Goal of the exercise | Locate each line containing the string "ylabel" and copy it out.
--- Provided entries ---
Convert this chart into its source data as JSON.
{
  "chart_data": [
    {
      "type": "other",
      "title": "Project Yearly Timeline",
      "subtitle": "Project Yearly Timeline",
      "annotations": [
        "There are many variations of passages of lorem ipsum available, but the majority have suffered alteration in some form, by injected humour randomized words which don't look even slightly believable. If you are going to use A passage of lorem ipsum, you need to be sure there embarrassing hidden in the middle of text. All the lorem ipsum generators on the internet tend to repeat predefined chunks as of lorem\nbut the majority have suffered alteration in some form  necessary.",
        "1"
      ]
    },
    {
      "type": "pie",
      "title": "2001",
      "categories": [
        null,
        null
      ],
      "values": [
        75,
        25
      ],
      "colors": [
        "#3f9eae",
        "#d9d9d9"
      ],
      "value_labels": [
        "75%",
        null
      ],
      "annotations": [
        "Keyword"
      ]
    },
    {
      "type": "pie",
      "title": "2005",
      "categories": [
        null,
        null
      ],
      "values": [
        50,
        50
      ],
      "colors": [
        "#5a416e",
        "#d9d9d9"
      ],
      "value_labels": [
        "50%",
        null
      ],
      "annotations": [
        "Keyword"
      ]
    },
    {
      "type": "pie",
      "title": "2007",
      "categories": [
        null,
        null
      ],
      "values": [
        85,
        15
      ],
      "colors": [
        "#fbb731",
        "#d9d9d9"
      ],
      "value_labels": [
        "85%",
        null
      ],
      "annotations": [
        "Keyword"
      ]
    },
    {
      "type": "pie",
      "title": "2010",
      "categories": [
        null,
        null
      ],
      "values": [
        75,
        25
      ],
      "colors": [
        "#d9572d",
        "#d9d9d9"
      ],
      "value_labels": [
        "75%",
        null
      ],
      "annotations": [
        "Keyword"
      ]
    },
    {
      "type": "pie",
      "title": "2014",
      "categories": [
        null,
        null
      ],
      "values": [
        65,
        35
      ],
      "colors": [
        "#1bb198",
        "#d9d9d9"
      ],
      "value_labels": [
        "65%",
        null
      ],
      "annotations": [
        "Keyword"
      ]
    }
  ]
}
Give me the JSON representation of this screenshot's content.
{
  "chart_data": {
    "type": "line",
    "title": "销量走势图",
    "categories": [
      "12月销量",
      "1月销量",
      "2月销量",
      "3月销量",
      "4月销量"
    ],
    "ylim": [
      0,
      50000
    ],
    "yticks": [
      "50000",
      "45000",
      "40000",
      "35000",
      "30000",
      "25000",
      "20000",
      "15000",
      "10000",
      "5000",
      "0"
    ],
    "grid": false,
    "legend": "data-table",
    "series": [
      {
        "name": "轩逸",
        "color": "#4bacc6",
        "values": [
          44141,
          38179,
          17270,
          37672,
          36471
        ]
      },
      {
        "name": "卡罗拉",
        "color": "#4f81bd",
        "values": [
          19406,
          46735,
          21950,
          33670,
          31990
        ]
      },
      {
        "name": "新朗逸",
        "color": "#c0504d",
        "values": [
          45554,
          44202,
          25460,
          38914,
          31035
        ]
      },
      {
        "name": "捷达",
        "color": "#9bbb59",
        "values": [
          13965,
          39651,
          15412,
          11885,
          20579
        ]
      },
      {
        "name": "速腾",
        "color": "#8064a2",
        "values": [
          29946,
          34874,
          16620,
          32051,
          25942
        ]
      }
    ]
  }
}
---
--- Provided entries ---
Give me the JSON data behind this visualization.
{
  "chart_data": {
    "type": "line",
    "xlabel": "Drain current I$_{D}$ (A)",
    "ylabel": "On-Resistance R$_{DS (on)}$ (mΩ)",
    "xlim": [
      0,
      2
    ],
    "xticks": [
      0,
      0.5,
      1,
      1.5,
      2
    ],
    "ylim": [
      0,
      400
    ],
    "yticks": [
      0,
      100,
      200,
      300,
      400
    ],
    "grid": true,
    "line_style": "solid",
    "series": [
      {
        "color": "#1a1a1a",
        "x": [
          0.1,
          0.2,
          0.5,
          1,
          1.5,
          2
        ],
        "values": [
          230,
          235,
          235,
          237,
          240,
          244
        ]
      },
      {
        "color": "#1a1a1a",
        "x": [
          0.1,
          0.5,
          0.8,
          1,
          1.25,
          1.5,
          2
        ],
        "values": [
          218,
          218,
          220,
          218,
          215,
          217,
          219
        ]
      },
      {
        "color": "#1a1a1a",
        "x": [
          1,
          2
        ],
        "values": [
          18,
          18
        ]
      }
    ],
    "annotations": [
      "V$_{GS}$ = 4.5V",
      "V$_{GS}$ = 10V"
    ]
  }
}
---
--- Provided entries ---
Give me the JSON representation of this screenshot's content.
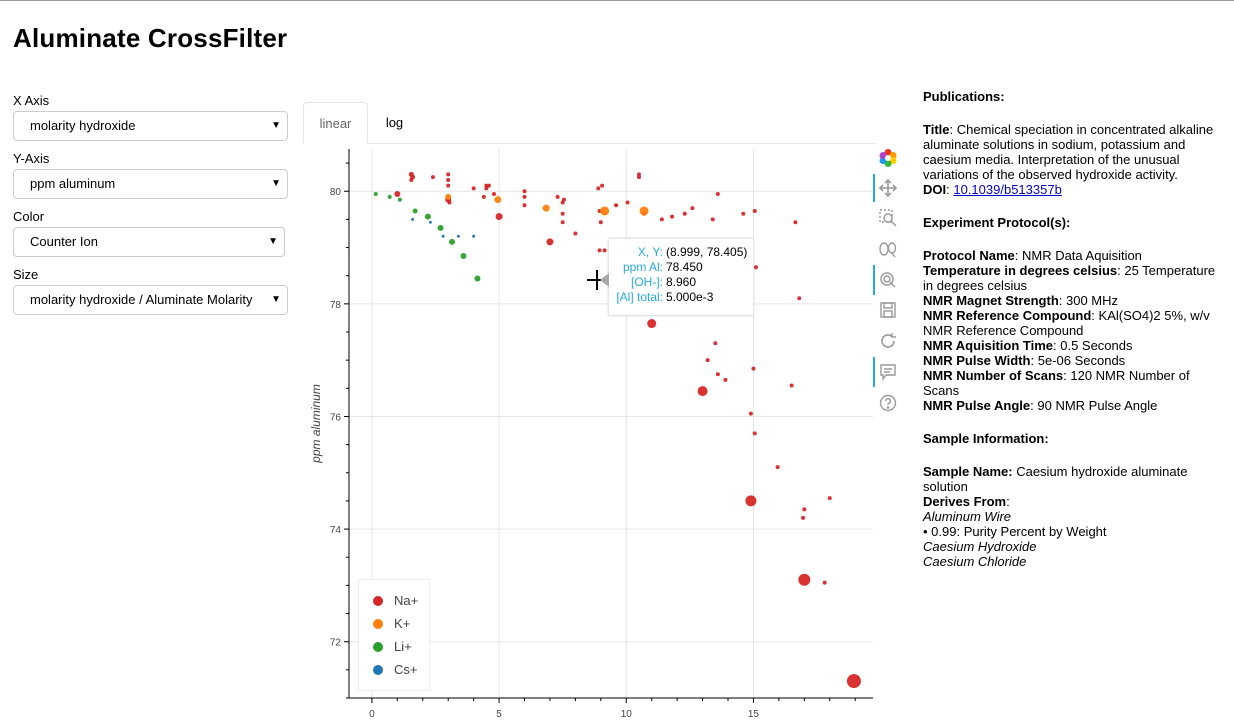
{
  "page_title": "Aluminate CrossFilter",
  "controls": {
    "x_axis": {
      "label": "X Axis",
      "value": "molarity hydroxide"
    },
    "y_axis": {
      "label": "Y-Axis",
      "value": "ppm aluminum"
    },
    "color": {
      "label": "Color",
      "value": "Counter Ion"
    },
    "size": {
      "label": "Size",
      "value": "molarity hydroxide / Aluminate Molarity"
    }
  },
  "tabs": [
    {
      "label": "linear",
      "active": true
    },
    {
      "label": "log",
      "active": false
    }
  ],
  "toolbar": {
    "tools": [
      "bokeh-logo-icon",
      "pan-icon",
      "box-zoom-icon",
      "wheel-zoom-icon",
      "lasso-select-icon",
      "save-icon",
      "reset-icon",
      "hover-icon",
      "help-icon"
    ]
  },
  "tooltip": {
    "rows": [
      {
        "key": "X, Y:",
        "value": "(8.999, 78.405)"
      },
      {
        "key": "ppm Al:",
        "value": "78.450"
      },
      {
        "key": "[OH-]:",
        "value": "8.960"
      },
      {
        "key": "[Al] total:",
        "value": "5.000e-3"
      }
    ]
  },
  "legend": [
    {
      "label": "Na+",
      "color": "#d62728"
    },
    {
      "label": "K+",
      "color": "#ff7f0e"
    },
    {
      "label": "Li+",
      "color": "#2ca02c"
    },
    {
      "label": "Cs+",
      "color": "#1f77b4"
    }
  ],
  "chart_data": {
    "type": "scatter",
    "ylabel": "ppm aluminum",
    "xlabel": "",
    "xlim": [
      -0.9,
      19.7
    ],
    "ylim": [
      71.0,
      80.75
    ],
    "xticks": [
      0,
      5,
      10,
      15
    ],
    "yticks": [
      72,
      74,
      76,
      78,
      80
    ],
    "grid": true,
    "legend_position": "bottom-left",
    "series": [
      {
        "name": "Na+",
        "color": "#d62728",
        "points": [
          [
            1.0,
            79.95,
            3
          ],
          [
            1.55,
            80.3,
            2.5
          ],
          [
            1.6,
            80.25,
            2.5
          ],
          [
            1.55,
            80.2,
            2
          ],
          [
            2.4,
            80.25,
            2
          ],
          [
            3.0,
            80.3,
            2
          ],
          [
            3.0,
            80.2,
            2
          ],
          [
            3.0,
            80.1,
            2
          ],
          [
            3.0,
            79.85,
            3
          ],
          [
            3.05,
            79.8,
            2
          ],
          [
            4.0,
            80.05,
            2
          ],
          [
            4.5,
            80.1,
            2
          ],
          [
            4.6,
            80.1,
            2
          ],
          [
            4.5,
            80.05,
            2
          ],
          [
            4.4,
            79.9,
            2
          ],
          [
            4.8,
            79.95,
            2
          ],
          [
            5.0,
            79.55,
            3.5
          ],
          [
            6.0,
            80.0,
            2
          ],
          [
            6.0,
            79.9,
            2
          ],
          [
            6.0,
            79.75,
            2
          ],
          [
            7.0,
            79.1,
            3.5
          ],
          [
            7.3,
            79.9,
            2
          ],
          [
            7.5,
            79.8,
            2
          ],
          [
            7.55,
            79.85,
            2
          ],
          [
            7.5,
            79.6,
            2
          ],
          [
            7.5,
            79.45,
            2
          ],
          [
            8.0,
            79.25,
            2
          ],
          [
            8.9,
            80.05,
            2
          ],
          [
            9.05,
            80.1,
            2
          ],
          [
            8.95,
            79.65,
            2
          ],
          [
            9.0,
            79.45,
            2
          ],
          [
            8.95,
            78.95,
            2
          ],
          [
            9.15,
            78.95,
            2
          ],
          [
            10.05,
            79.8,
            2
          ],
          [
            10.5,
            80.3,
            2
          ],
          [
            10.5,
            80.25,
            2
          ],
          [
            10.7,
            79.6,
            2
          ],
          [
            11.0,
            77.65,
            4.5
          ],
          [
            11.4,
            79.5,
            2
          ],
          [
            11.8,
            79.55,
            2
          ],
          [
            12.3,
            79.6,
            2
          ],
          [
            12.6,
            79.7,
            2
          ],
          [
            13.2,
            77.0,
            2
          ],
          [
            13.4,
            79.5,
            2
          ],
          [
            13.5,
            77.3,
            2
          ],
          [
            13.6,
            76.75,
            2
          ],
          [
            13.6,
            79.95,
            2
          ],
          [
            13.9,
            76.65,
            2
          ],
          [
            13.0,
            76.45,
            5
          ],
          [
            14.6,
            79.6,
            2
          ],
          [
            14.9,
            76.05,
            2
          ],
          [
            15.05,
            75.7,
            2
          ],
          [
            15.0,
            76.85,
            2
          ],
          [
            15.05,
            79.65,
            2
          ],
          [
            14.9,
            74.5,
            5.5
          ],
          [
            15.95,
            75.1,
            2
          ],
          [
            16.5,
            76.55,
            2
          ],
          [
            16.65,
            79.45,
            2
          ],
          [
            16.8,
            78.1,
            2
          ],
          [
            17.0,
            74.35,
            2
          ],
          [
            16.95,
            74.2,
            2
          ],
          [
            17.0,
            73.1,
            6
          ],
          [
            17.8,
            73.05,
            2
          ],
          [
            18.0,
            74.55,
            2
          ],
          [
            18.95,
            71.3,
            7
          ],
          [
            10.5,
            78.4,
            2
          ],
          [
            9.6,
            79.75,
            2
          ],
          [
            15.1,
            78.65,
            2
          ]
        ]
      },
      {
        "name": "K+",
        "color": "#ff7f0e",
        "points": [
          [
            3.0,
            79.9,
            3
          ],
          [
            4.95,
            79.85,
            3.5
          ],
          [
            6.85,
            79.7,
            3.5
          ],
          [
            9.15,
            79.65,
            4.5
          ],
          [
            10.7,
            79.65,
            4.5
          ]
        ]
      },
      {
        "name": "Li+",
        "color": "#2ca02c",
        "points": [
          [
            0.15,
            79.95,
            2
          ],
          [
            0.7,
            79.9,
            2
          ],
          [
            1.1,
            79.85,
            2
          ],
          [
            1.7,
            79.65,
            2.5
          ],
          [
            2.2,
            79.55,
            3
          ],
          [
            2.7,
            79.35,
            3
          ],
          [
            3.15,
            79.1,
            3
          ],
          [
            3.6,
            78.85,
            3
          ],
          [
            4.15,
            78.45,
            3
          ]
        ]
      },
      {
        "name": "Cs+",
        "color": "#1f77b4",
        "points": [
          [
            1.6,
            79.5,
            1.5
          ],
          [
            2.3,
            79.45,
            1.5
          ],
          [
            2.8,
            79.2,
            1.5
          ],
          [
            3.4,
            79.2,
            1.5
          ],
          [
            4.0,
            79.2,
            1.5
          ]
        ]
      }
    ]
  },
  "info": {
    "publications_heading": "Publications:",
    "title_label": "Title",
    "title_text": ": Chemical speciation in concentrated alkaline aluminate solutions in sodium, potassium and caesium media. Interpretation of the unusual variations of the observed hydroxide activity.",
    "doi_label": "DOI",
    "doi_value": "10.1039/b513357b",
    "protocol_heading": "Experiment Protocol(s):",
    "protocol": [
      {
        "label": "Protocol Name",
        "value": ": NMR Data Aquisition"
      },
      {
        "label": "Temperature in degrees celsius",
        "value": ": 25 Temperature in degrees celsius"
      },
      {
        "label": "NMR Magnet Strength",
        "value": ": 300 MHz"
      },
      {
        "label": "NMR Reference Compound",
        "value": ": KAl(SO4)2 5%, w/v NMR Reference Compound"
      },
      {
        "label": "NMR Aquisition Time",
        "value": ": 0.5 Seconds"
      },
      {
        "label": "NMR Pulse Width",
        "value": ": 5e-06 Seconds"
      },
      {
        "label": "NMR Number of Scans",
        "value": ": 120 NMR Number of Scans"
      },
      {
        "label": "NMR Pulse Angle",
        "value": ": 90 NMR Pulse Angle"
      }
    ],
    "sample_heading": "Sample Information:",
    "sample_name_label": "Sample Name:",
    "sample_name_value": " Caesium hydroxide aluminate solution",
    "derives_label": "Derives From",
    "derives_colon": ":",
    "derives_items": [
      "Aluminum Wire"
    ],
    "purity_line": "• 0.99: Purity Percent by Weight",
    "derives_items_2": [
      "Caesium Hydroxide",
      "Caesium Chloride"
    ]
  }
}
---
Exercise solution |
    "ylabel": "On-Resistance R$_{DS (on)}$ (mΩ)",
    "ylabel": "ppm aluminum",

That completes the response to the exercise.